━━━ RECORD EXCERPTS ━━━

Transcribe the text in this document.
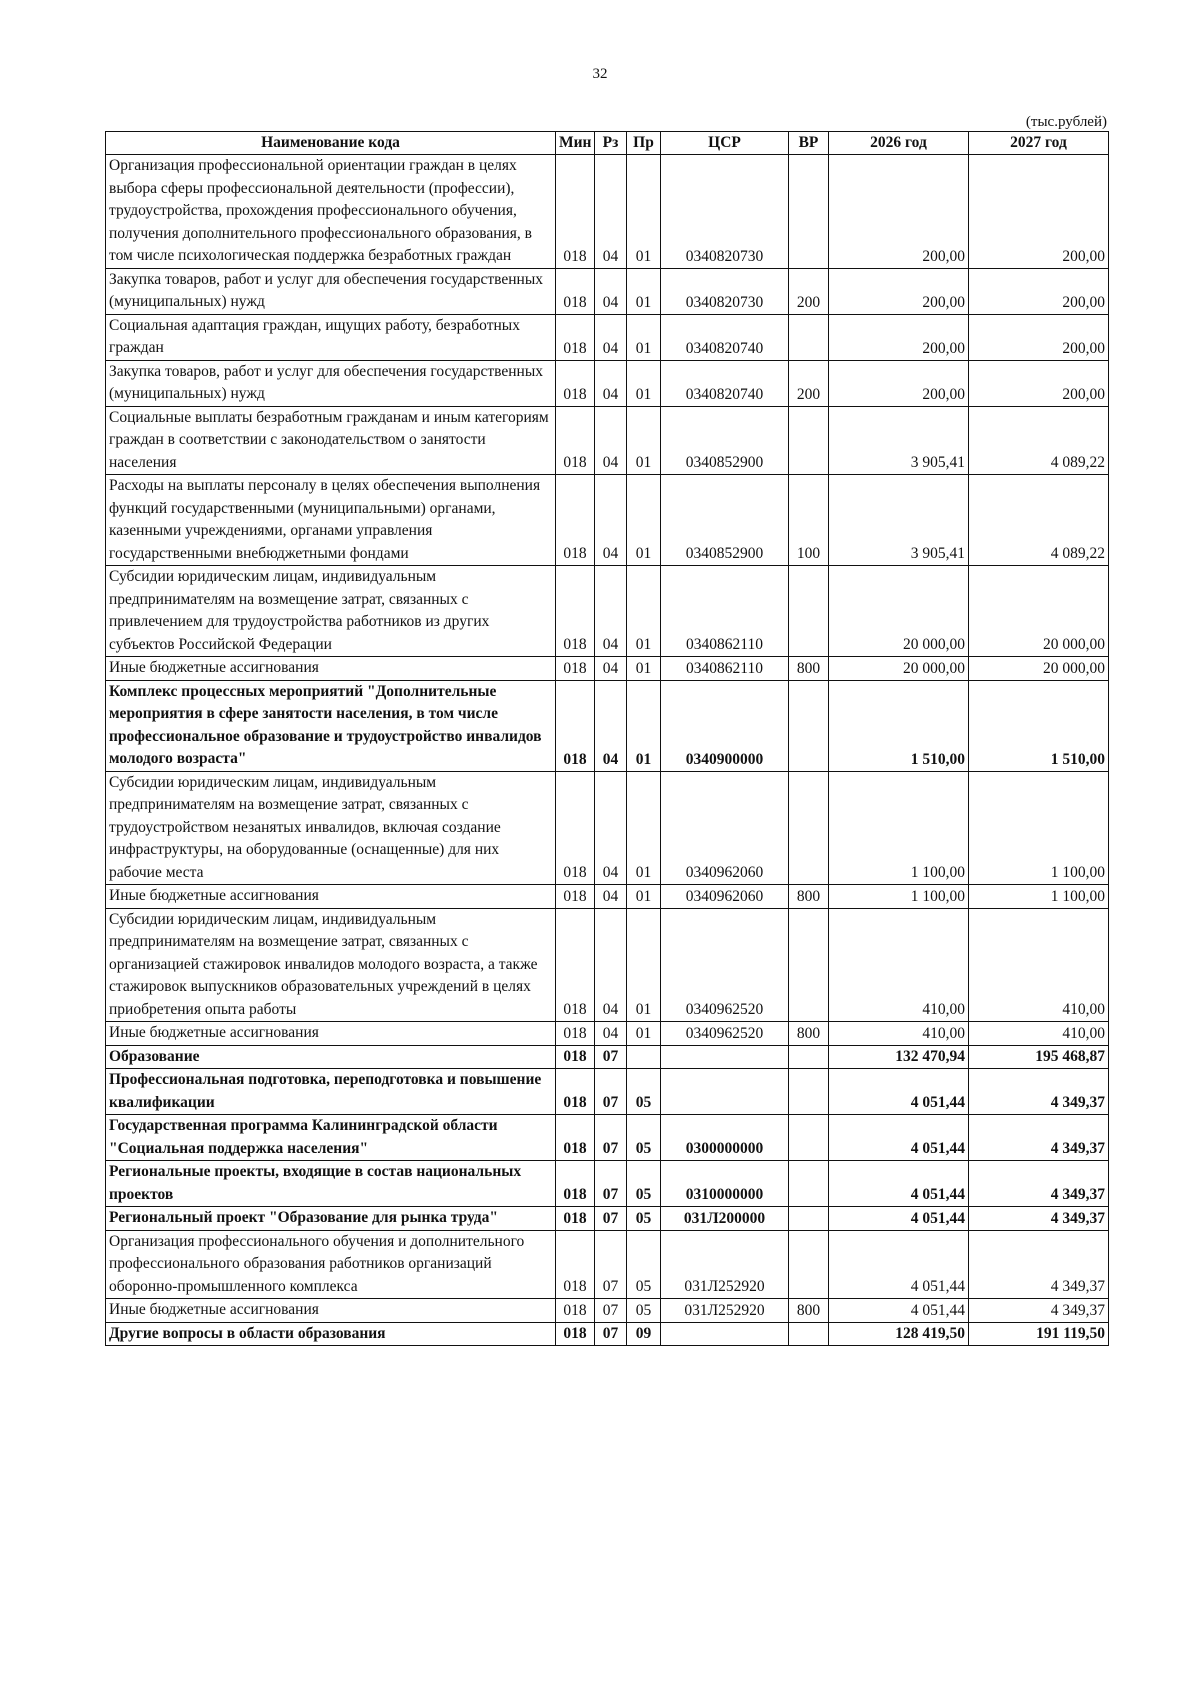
32
(тыс.рублей)
Наименование кода	Мин	Рз	Пр	ЦСР	ВР	2026 год	2027 год
Организация профессиональной ориентации граждан в целях выбора сферы профессиональной деятельности (профессии), трудоустройства, прохождения профессионального обучения, получения дополнительного профессионального образования, в том числе психологическая поддержка безработных граждан	018	04	01	0340820730		200,00	200,00
Закупка товаров, работ и услуг для обеспечения государственных (муниципальных) нужд	018	04	01	0340820730	200	200,00	200,00
Социальная адаптация граждан, ищущих работу, безработных граждан	018	04	01	0340820740		200,00	200,00
Закупка товаров, работ и услуг для обеспечения государственных (муниципальных) нужд	018	04	01	0340820740	200	200,00	200,00
Социальные выплаты безработным гражданам и иным категориям граждан в соответствии с законодательством о занятости населения	018	04	01	0340852900		3 905,41	4 089,22
Расходы на выплаты персоналу в целях обеспечения выполнения функций государственными (муниципальными) органами, казенными учреждениями, органами управления государственными внебюджетными фондами	018	04	01	0340852900	100	3 905,41	4 089,22
Субсидии юридическим лицам, индивидуальным предпринимателям на возмещение затрат, связанных с привлечением для трудоустройства работников из других субъектов Российской Федерации	018	04	01	0340862110		20 000,00	20 000,00
Иные бюджетные ассигнования	018	04	01	0340862110	800	20 000,00	20 000,00
Комплекс процессных мероприятий "Дополнительные мероприятия в сфере занятости населения, в том числе профессиональное образование и трудоустройство инвалидов молодого возраста"	018	04	01	0340900000		1 510,00	1 510,00
Субсидии юридическим лицам, индивидуальным предпринимателям на возмещение затрат, связанных с трудоустройством незанятых инвалидов, включая создание инфраструктуры, на оборудованные (оснащенные) для них рабочие места	018	04	01	0340962060		1 100,00	1 100,00
Иные бюджетные ассигнования	018	04	01	0340962060	800	1 100,00	1 100,00
Субсидии юридическим лицам, индивидуальным предпринимателям на возмещение затрат, связанных с организацией стажировок инвалидов молодого возраста, а также стажировок выпускников образовательных учреждений в целях приобретения опыта работы	018	04	01	0340962520		410,00	410,00
Иные бюджетные ассигнования	018	04	01	0340962520	800	410,00	410,00
Образование	018	07				132 470,94	195 468,87
Профессиональная подготовка, переподготовка и повышение квалификации	018	07	05			4 051,44	4 349,37
Государственная программа Калининградской области "Социальная поддержка населения"	018	07	05	0300000000		4 051,44	4 349,37
Региональные проекты, входящие в состав национальных проектов	018	07	05	0310000000		4 051,44	4 349,37
Региональный проект "Образование для рынка труда"	018	07	05	031Л200000		4 051,44	4 349,37
Организация профессионального обучения и дополнительного профессионального образования работников организаций оборонно-промышленного комплекса	018	07	05	031Л252920		4 051,44	4 349,37
Иные бюджетные ассигнования	018	07	05	031Л252920	800	4 051,44	4 349,37
Другие вопросы в области образования	018	07	09			128 419,50	191 119,50
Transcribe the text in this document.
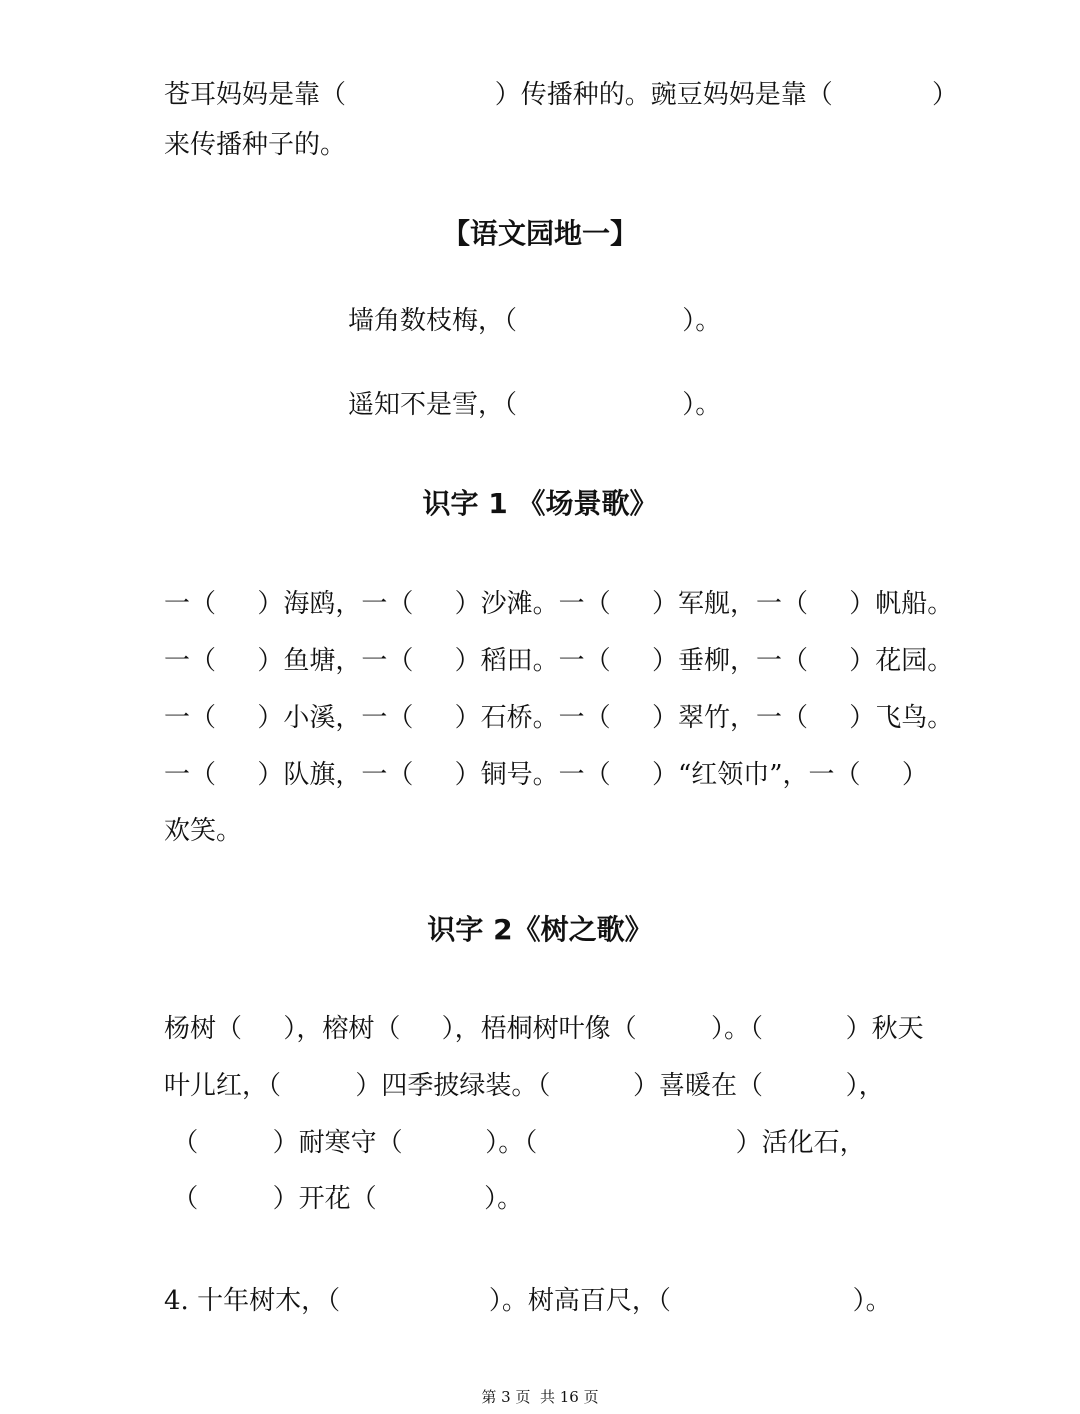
苍耳妈妈是靠（                  ）传播种的。豌豆妈妈是靠（            ）
来传播种子的。
【语文园地一】
墙角数枝梅，（                    ）。
遥知不是雪，（                    ）。
识字 1 《场景歌》
一（     ）海鸥，一（     ）沙滩。一（     ）军舰，一（     ）帆船。
一（     ）鱼塘，一（     ）稻田。一（     ）垂柳，一（     ）花园。
一（     ）小溪，一（     ）石桥。一（     ）翠竹，一（     ）飞鸟。
一（     ）队旗，一（     ）铜号。一（     ）“红领巾”，一（     ）
欢笑。
识字 2《树之歌》
杨树（     ），榕树（     ），梧桐树叶像（         ）。（          ）秋天
叶儿红，（         ）四季披绿装。（          ）喜暖在（          ），
（         ）耐寒守（          ）。（                        ）活化石，
（         ）开花（             ）。
4. 十年树木，（                  ）。树高百尺，（                      ）。
第 3 页  共 16 页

━━━

STATED PROBLEM ▸ Select and copy every line of the listing with the word "занятости".

TASK OUTPUT ▸
Социальные выплаты безработным гражданам и иным категориям граждан в соответствии с законодательством о занятости населения	018	04	01	0340852900		3 905,41	4 089,22
Комплекс процессных мероприятий "Дополнительные мероприятия в сфере занятости населения, в том числе профессиональное образование и трудоустройство инвалидов молодого возраста"	018	04	01	0340900000		1 510,00	1 510,00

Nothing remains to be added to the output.